Exercise brief |
Which lines hold the word "LGBTQ"? Show each of them.

Data listing |

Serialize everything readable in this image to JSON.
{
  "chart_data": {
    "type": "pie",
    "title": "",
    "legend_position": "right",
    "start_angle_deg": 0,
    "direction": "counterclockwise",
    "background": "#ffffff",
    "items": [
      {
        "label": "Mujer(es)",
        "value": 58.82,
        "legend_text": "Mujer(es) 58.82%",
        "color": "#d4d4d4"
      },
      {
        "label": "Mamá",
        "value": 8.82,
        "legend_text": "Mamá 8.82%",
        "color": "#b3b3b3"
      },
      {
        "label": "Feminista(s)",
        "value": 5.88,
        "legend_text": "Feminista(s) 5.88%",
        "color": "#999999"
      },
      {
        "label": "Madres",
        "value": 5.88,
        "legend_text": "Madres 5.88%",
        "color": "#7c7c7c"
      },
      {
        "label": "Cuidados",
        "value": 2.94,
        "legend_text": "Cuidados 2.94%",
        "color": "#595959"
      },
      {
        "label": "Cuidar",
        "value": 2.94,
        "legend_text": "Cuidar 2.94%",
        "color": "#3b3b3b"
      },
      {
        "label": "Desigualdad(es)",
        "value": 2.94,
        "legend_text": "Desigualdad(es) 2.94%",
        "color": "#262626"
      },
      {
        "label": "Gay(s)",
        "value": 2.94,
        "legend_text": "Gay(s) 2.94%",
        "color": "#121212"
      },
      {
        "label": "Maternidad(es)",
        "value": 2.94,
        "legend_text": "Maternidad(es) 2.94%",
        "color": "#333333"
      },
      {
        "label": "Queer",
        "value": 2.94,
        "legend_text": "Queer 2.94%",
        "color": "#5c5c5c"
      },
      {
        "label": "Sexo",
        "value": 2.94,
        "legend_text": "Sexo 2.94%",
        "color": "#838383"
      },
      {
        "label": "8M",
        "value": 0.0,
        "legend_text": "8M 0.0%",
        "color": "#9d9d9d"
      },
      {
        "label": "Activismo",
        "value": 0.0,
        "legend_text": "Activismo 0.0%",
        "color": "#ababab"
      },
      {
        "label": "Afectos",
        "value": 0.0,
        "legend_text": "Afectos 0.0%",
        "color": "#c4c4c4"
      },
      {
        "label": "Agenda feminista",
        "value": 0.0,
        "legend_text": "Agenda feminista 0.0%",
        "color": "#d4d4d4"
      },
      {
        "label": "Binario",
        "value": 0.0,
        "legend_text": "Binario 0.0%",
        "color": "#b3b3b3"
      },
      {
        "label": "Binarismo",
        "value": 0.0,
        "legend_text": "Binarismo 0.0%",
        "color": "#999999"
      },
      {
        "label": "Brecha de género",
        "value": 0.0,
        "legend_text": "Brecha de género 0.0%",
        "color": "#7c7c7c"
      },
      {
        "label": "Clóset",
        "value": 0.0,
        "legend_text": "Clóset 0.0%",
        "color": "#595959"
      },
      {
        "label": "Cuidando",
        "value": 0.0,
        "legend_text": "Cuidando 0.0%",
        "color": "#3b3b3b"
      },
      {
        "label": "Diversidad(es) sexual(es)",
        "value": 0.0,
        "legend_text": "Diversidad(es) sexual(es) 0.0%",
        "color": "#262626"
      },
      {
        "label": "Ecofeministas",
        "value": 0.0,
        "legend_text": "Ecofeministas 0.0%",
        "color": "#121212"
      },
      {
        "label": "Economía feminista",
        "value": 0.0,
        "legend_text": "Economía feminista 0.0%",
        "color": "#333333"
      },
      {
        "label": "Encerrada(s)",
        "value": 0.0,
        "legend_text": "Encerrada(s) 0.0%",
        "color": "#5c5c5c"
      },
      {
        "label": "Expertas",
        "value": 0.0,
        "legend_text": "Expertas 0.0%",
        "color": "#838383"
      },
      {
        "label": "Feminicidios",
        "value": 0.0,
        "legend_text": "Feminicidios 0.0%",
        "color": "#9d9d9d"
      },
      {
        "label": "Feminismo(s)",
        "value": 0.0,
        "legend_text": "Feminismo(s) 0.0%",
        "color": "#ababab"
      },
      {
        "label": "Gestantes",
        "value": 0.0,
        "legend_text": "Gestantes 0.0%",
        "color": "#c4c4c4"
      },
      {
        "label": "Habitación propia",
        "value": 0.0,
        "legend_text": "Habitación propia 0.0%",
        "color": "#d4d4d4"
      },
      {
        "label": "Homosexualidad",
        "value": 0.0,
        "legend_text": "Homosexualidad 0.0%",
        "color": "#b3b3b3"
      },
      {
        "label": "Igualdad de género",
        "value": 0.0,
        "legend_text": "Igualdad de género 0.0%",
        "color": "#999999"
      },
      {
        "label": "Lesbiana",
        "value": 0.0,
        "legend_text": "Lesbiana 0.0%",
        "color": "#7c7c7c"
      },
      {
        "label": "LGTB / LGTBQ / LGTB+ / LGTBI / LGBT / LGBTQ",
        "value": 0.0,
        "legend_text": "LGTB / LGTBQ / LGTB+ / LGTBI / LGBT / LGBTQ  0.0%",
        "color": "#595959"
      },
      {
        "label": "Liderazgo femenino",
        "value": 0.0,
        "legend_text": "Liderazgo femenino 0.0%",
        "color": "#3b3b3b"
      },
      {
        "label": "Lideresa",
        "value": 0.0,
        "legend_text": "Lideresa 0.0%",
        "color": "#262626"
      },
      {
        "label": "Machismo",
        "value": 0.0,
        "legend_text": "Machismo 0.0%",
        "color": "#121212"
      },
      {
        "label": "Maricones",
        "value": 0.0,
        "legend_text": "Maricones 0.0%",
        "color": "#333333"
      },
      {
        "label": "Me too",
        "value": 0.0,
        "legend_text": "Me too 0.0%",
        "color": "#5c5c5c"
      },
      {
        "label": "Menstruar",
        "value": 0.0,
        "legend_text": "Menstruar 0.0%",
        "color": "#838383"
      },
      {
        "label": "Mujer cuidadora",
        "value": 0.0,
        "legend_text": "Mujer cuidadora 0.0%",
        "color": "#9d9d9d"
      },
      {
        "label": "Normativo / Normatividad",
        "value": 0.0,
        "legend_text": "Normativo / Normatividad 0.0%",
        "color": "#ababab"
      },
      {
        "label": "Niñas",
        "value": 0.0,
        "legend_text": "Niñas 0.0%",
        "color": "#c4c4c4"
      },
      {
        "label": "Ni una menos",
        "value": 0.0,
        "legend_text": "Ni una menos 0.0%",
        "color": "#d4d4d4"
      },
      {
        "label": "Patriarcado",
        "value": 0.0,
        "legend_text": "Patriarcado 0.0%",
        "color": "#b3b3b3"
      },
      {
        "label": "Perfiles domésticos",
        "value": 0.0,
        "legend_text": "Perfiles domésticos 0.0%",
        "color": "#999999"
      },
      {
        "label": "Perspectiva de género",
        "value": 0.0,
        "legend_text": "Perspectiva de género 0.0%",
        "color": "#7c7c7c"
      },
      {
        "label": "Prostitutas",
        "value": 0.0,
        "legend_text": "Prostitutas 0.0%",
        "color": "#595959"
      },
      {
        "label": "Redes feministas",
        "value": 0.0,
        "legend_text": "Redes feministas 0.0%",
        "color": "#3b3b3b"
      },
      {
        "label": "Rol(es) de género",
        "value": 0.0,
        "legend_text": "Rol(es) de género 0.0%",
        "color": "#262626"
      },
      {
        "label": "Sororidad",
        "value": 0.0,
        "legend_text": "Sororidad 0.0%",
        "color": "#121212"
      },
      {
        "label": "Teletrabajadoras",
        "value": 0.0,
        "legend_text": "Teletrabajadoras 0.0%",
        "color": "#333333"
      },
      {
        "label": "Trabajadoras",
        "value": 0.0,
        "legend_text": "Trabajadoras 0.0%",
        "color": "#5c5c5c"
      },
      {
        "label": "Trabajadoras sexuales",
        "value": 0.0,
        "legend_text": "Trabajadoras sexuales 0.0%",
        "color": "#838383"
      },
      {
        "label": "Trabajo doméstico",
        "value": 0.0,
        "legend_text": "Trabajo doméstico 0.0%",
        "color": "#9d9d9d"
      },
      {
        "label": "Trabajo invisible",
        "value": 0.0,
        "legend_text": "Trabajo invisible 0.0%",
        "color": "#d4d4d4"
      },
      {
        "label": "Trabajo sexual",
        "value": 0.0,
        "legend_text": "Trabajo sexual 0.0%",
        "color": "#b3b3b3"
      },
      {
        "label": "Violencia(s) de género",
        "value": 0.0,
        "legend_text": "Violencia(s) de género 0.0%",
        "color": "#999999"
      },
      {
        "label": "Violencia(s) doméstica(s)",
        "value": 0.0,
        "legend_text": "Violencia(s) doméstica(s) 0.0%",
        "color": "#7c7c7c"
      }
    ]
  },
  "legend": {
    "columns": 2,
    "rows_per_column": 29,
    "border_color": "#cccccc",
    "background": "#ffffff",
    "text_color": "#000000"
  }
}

Expected answer |
        "label": "LGTB / LGTBQ / LGTB+ / LGTBI / LGBT / LGBTQ",
        "legend_text": "LGTB / LGTBQ / LGTB+ / LGTBI / LGBT / LGBTQ  0.0%",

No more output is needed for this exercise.